• Given problem:
Write out every line below that includes the word "کاتوپیت".

• Data supplied:
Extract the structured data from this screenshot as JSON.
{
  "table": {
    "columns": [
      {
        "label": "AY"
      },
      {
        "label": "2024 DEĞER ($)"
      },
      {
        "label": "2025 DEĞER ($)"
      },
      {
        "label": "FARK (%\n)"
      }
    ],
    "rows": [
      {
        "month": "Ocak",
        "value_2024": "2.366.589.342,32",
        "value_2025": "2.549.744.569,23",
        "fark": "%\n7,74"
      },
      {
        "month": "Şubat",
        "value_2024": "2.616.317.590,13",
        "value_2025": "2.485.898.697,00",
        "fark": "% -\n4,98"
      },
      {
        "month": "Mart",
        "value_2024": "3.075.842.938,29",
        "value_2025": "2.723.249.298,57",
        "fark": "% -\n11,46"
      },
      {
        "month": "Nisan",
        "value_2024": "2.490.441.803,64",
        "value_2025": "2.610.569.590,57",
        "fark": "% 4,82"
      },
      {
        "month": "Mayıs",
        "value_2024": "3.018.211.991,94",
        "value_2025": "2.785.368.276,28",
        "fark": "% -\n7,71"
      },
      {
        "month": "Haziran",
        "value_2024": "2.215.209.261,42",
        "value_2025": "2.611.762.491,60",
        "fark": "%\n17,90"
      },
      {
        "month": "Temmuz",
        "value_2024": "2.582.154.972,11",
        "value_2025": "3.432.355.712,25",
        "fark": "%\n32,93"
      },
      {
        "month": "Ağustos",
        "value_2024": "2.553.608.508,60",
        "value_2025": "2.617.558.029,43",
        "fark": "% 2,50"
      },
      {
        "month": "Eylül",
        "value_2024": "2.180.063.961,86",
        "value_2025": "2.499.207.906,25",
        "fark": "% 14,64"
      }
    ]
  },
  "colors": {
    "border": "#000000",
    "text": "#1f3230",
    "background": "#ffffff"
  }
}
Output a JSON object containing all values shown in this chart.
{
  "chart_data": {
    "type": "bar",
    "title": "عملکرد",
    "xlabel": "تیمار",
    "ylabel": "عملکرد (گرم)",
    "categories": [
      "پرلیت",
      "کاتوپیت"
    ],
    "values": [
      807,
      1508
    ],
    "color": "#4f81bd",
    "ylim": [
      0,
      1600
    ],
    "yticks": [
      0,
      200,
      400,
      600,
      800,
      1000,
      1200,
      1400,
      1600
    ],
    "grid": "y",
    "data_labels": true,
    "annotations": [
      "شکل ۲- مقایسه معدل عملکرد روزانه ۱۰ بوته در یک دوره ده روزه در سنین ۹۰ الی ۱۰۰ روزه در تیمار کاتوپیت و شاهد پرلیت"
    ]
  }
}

• Solved exercise:
      "کاتوپیت"
      "شکل ۲- مقایسه معدل عملکرد روزانه ۱۰ بوته در یک دوره ده روزه در سنین ۹۰ الی ۱۰۰ روزه در تیمار کاتوپیت و شاهد پرلیت"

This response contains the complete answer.